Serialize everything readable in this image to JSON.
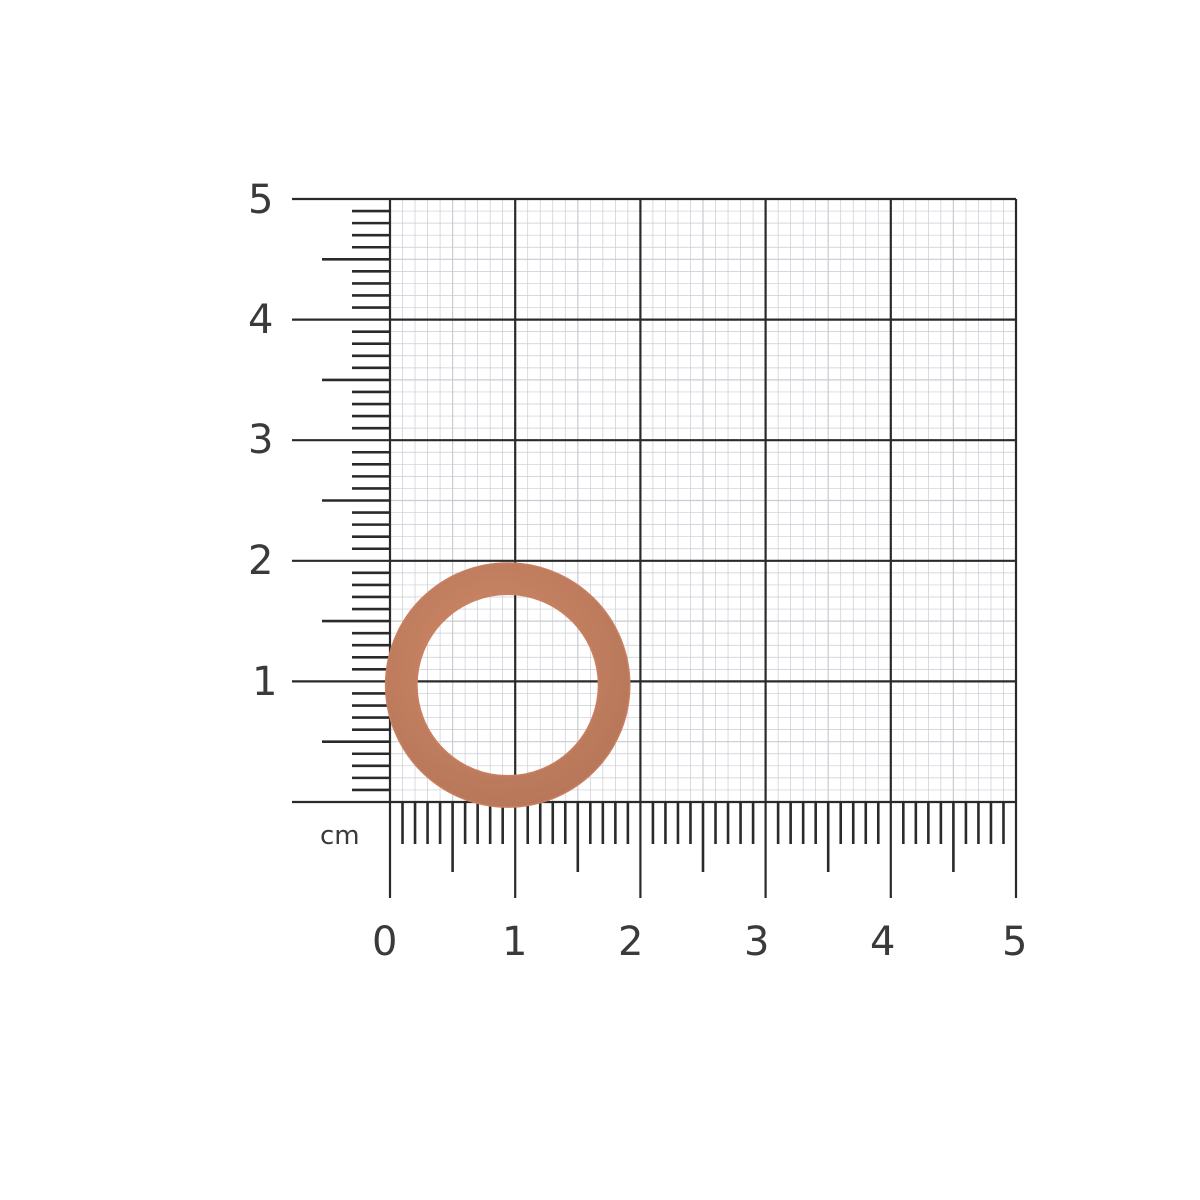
{
  "scale": {
    "unit_label": "cm",
    "x_labels": [
      "0",
      "1",
      "2",
      "3",
      "4",
      "5"
    ],
    "y_labels": [
      "1",
      "2",
      "3",
      "4",
      "5"
    ],
    "line_color": "#2a2a2a",
    "minor_grid_color": "#c9ccd2"
  },
  "object": {
    "name": "copper washer",
    "outer_diameter_cm": 1.95,
    "inner_diameter_cm": 1.45,
    "color": "#b8775a",
    "highlight_color": "#d08a68"
  }
}
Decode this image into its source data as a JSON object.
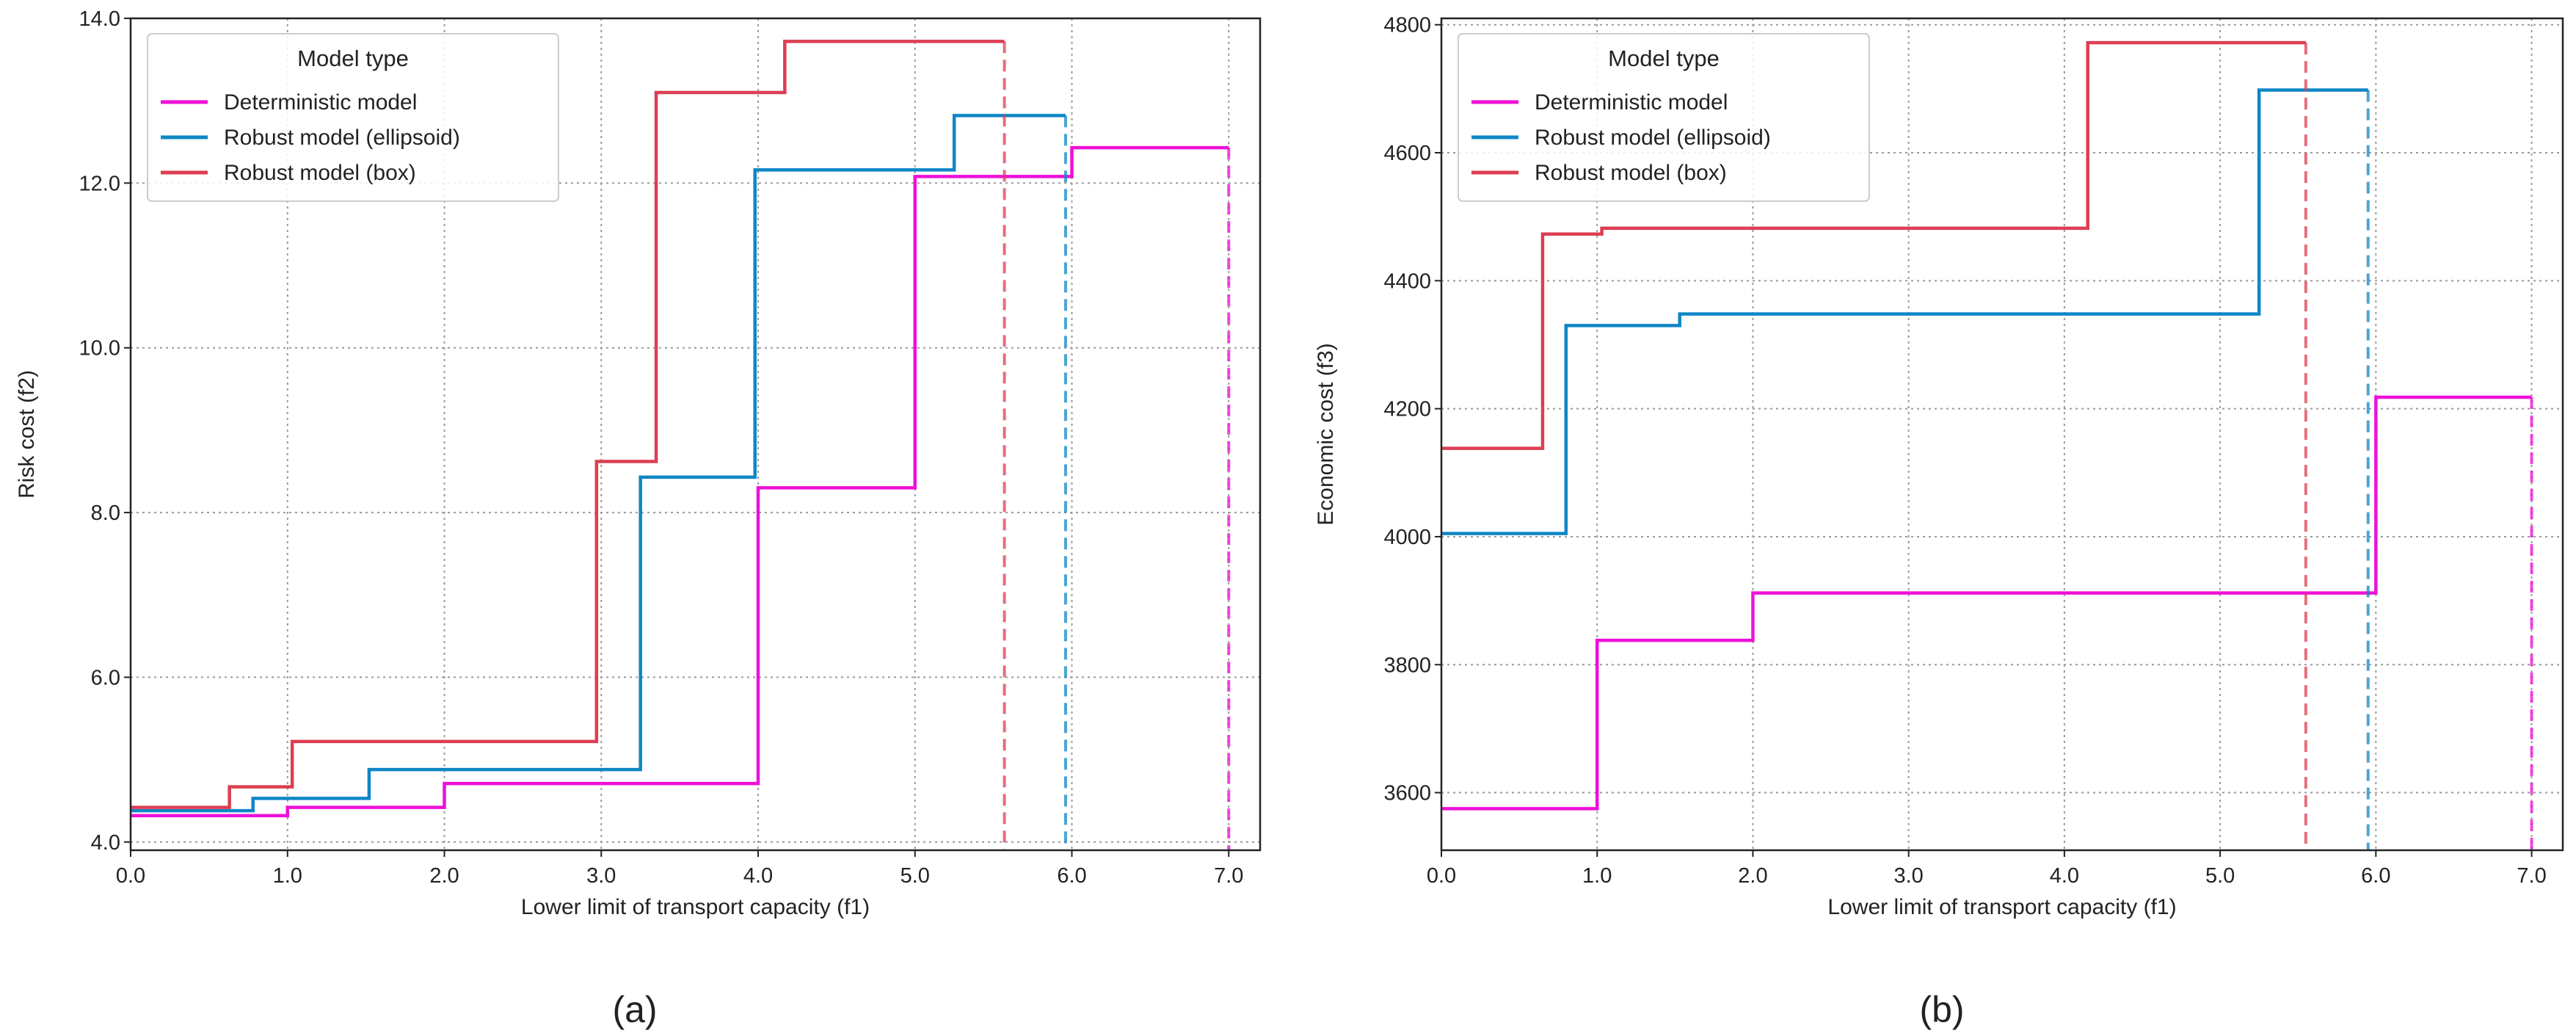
{
  "figure": {
    "panel_labels": [
      "(a)",
      "(b)"
    ]
  },
  "chart_data": [
    {
      "type": "line",
      "step": true,
      "xlabel": "Lower limit of transport capacity (f1)",
      "ylabel": "Risk cost (f2)",
      "xlim": [
        0,
        7.2
      ],
      "ylim": [
        3.9,
        14.0
      ],
      "xticks": [
        0,
        1,
        2,
        3,
        4,
        5,
        6,
        7
      ],
      "xtick_labels": [
        "0.0",
        "1.0",
        "2.0",
        "3.0",
        "4.0",
        "5.0",
        "6.0",
        "7.0"
      ],
      "yticks": [
        4,
        6,
        8,
        10,
        12,
        14
      ],
      "ytick_labels": [
        "4.0",
        "6.0",
        "8.0",
        "10.0",
        "12.0",
        "14.0"
      ],
      "grid": true,
      "legend": {
        "title": "Model type",
        "position": "upper-left",
        "entries": [
          "Deterministic model",
          "Robust model (ellipsoid)",
          "Robust model (box)"
        ]
      },
      "series": [
        {
          "name": "Deterministic model",
          "color": "#ee10d8",
          "x": [
            0,
            1.0,
            2.0,
            4.0,
            5.0,
            6.0,
            7.0
          ],
          "y": [
            4.32,
            4.42,
            4.71,
            8.3,
            12.08,
            12.43,
            12.43
          ],
          "end_x": 7.0
        },
        {
          "name": "Robust model (ellipsoid)",
          "color": "#0f86c6",
          "x": [
            0,
            0.78,
            1.52,
            3.25,
            3.98,
            5.25,
            5.96
          ],
          "y": [
            4.38,
            4.53,
            4.88,
            8.43,
            12.16,
            12.82,
            12.82
          ],
          "end_x": 5.96
        },
        {
          "name": "Robust model (box)",
          "color": "#dd3e52",
          "x": [
            0,
            0.63,
            1.03,
            2.97,
            3.35,
            4.17,
            5.57
          ],
          "y": [
            4.42,
            4.67,
            5.22,
            8.62,
            13.1,
            13.72,
            13.72
          ],
          "end_x": 5.57
        }
      ]
    },
    {
      "type": "line",
      "step": true,
      "xlabel": "Lower limit of transport capacity (f1)",
      "ylabel": "Economic cost (f3)",
      "xlim": [
        0,
        7.2
      ],
      "ylim": [
        3510,
        4810
      ],
      "xticks": [
        0,
        1,
        2,
        3,
        4,
        5,
        6,
        7
      ],
      "xtick_labels": [
        "0.0",
        "1.0",
        "2.0",
        "3.0",
        "4.0",
        "5.0",
        "6.0",
        "7.0"
      ],
      "yticks": [
        3600,
        3800,
        4000,
        4200,
        4400,
        4600,
        4800
      ],
      "ytick_labels": [
        "3600",
        "3800",
        "4000",
        "4200",
        "4400",
        "4600",
        "4800"
      ],
      "grid": true,
      "legend": {
        "title": "Model type",
        "position": "upper-left",
        "entries": [
          "Deterministic model",
          "Robust model (ellipsoid)",
          "Robust model (box)"
        ]
      },
      "series": [
        {
          "name": "Deterministic model",
          "color": "#ee10d8",
          "x": [
            0,
            1.0,
            2.0,
            6.0,
            7.0
          ],
          "y": [
            3575,
            3838,
            3912,
            4218,
            4218
          ],
          "end_x": 7.0
        },
        {
          "name": "Robust model (ellipsoid)",
          "color": "#0f86c6",
          "x": [
            0,
            0.8,
            1.53,
            5.25,
            5.95
          ],
          "y": [
            4005,
            4330,
            4348,
            4698,
            4698
          ],
          "end_x": 5.95
        },
        {
          "name": "Robust model (box)",
          "color": "#dd3e52",
          "x": [
            0,
            0.65,
            1.03,
            4.15,
            5.55
          ],
          "y": [
            4138,
            4473,
            4482,
            4772,
            4772
          ],
          "end_x": 5.55
        }
      ]
    }
  ]
}
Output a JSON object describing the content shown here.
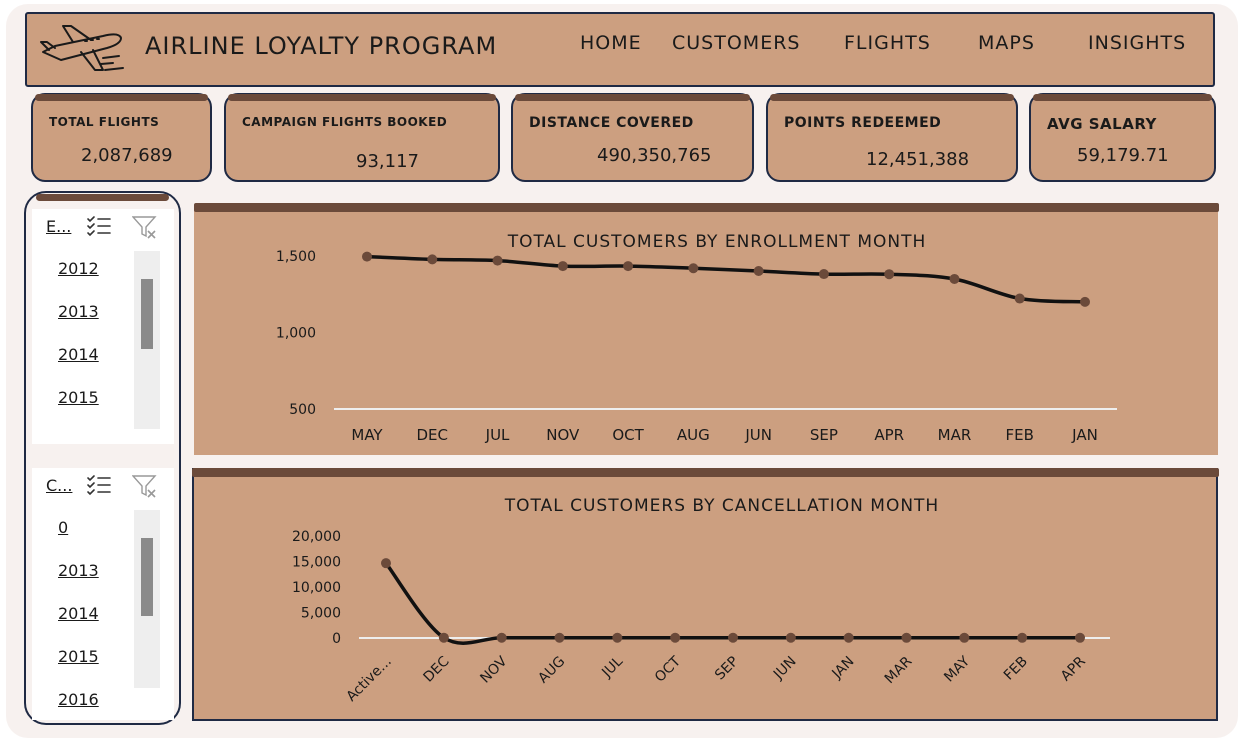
{
  "header": {
    "title": "AIRLINE LOYALTY PROGRAM",
    "nav": [
      "HOME",
      "CUSTOMERS",
      "FLIGHTS",
      "MAPS",
      "INSIGHTS"
    ]
  },
  "kpis": [
    {
      "label": "TOTAL FLIGHTS",
      "value": "2,087,689"
    },
    {
      "label": "CAMPAIGN  FLIGHTS BOOKED",
      "value": "93,117"
    },
    {
      "label": "DISTANCE COVERED",
      "value": "490,350,765"
    },
    {
      "label": "POINTS REDEEMED",
      "value": "12,451,388"
    },
    {
      "label": "AVG SALARY",
      "value": "59,179.71"
    }
  ],
  "slicers": [
    {
      "title": "E...",
      "items": [
        "2012",
        "2013",
        "2014",
        "2015"
      ]
    },
    {
      "title": "C...",
      "items": [
        "0",
        "2013",
        "2014",
        "2015",
        "2016"
      ]
    }
  ],
  "colors": {
    "panel": "#cc9f80",
    "accent_bar": "#6b4a3a",
    "marker": "#6b4a3a",
    "line": "#111111",
    "border": "#1f2a44"
  },
  "chart_data": [
    {
      "type": "line",
      "title": "TOTAL CUSTOMERS BY ENROLLMENT MONTH",
      "categories": [
        "MAY",
        "DEC",
        "JUL",
        "NOV",
        "OCT",
        "AUG",
        "JUN",
        "SEP",
        "APR",
        "MAR",
        "FEB",
        "JAN"
      ],
      "values": [
        1496,
        1478,
        1470,
        1434,
        1434,
        1420,
        1402,
        1382,
        1381,
        1350,
        1222,
        1200
      ],
      "ylim": [
        500,
        1500
      ],
      "yticks": [
        "1,500",
        "1,000",
        "500"
      ],
      "grid": false
    },
    {
      "type": "line",
      "title": "TOTAL CUSTOMERS BY CANCELLATION MONTH",
      "categories": [
        "Active...",
        "DEC",
        "NOV",
        "AUG",
        "JUL",
        "OCT",
        "SEP",
        "JUN",
        "JAN",
        "MAR",
        "MAY",
        "FEB",
        "APR"
      ],
      "values": [
        14670,
        58,
        53,
        48,
        46,
        45,
        45,
        44,
        44,
        42,
        41,
        40,
        39
      ],
      "ylim": [
        0,
        20000
      ],
      "yticks": [
        "20,000",
        "15,000",
        "10,000",
        "5,000",
        "0"
      ],
      "grid": false
    }
  ]
}
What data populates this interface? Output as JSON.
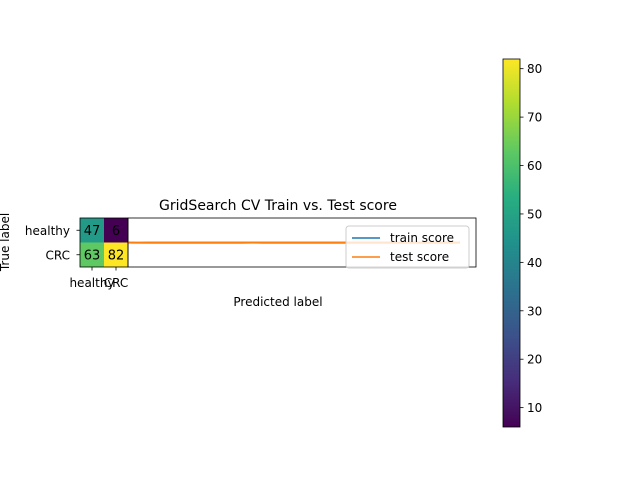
{
  "chart_data": [
    {
      "type": "heatmap",
      "xlabel": "Predicted label",
      "ylabel": "True label",
      "row_labels": [
        "healthy",
        "CRC"
      ],
      "col_labels": [
        "healthy",
        "CRC"
      ],
      "matrix": [
        [
          47,
          6
        ],
        [
          63,
          82
        ]
      ],
      "colormap": "viridis",
      "colorbar": {
        "min": 6,
        "max": 82,
        "ticks": [
          10,
          20,
          30,
          40,
          50,
          60,
          70,
          80
        ]
      }
    },
    {
      "type": "line",
      "title": "GridSearch CV Train vs. Test score",
      "legend_placement": "upper-right",
      "x": [
        0,
        1,
        2,
        3,
        4,
        5,
        6,
        7,
        8,
        9,
        10,
        11,
        12,
        13,
        14,
        15,
        16,
        17,
        18,
        19,
        20,
        21,
        22,
        23,
        24,
        25,
        26,
        27,
        28,
        29,
        30,
        31,
        32
      ],
      "series": [
        {
          "name": "train score",
          "color": "#1f77b4",
          "values": [
            0.845,
            0.84,
            0.845,
            0.842,
            0.846,
            0.84,
            0.845,
            0.842,
            0.846,
            0.84,
            0.845,
            0.842,
            0.846,
            0.84,
            0.845,
            0.842,
            0.846,
            0.84,
            0.845,
            0.842,
            0.846,
            0.84,
            0.845,
            0.842,
            0.846,
            0.84,
            0.845,
            0.842,
            0.846,
            0.84,
            0.845,
            0.842,
            0.846
          ]
        },
        {
          "name": "test score",
          "color": "#ff7f0e",
          "values": [
            0.86,
            0.855,
            0.86,
            0.858,
            0.862,
            0.857,
            0.86,
            0.858,
            0.862,
            0.857,
            0.86,
            0.858,
            0.862,
            0.857,
            0.86,
            0.858,
            0.862,
            0.857,
            0.86,
            0.858,
            0.862,
            0.857,
            0.86,
            0.858,
            0.862,
            0.857,
            0.86,
            0.858,
            0.862,
            0.857,
            0.86,
            0.858,
            0.862
          ]
        }
      ],
      "ylim": [
        0.0,
        1.7
      ]
    }
  ]
}
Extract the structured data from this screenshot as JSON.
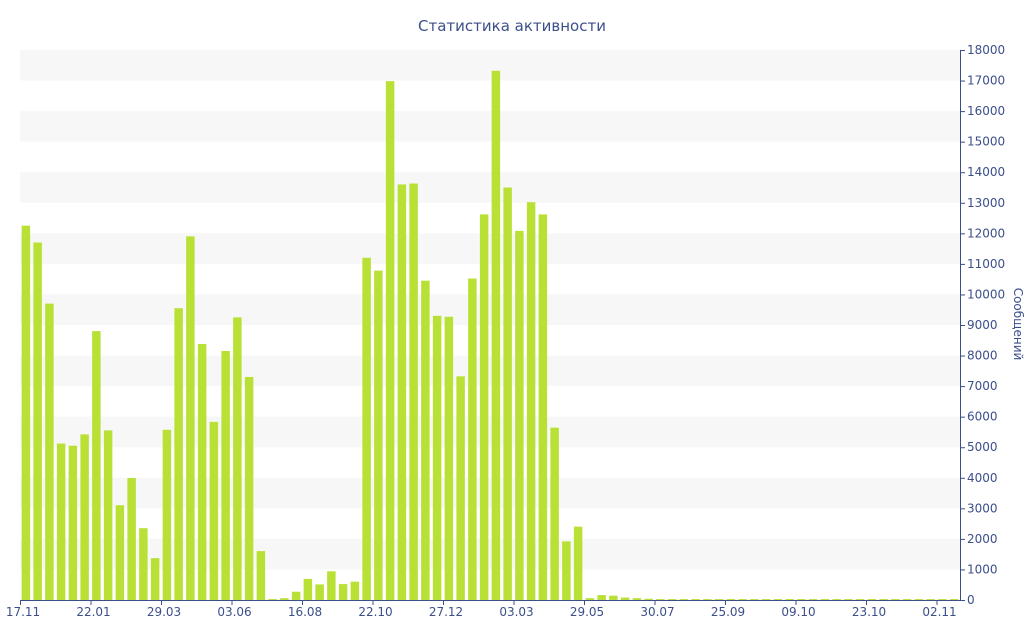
{
  "chart_data": {
    "type": "bar",
    "title": "Статистика активности",
    "xlabel": "",
    "ylabel": "Сообщений",
    "y_axis_side": "right",
    "ylim": [
      0,
      18000
    ],
    "y_ticks": [
      0,
      1000,
      2000,
      3000,
      4000,
      5000,
      6000,
      7000,
      8000,
      9000,
      10000,
      11000,
      12000,
      13000,
      14000,
      15000,
      16000,
      17000,
      18000
    ],
    "x_tick_labels": [
      {
        "label": "17.11",
        "index": 0
      },
      {
        "label": "22.01",
        "index": 6
      },
      {
        "label": "29.03",
        "index": 12
      },
      {
        "label": "03.06",
        "index": 18
      },
      {
        "label": "16.08",
        "index": 24
      },
      {
        "label": "22.10",
        "index": 30
      },
      {
        "label": "27.12",
        "index": 36
      },
      {
        "label": "03.03",
        "index": 42
      },
      {
        "label": "29.05",
        "index": 48
      },
      {
        "label": "30.07",
        "index": 54
      },
      {
        "label": "25.09",
        "index": 60
      },
      {
        "label": "09.10",
        "index": 66
      },
      {
        "label": "23.10",
        "index": 72
      },
      {
        "label": "02.11",
        "index": 78
      }
    ],
    "grid": true,
    "bar_color": "#b8e035",
    "band_color": "#f7f7f7",
    "text_color": "#3c4f8a",
    "series": [
      {
        "values": [
          12250,
          11700,
          9700,
          5120,
          5050,
          5420,
          8800,
          5550,
          3100,
          3990,
          2350,
          1370,
          5570,
          9550,
          11900,
          8380,
          5830,
          8150,
          9250,
          7300,
          1600,
          30,
          60,
          270,
          690,
          510,
          940,
          520,
          600,
          11200,
          10780,
          16980,
          13600,
          13630,
          10450,
          9300,
          9270,
          7320,
          10520,
          12620,
          17320,
          13500,
          12080,
          13020,
          12620,
          5640,
          1920,
          2400,
          60,
          160,
          140,
          80,
          60,
          40,
          30,
          30,
          30,
          30,
          30,
          30,
          30,
          30,
          30,
          30,
          30,
          30,
          30,
          30,
          30,
          30,
          30,
          30,
          30,
          30,
          30,
          30,
          30,
          30,
          30,
          30
        ]
      }
    ]
  }
}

Written exercise.
Using the listing, copy every line where the word "object" shows up.

Final result.
  "object": {
Decode this image into its source data as a JSON object.
Output a JSON object describing the content shown here.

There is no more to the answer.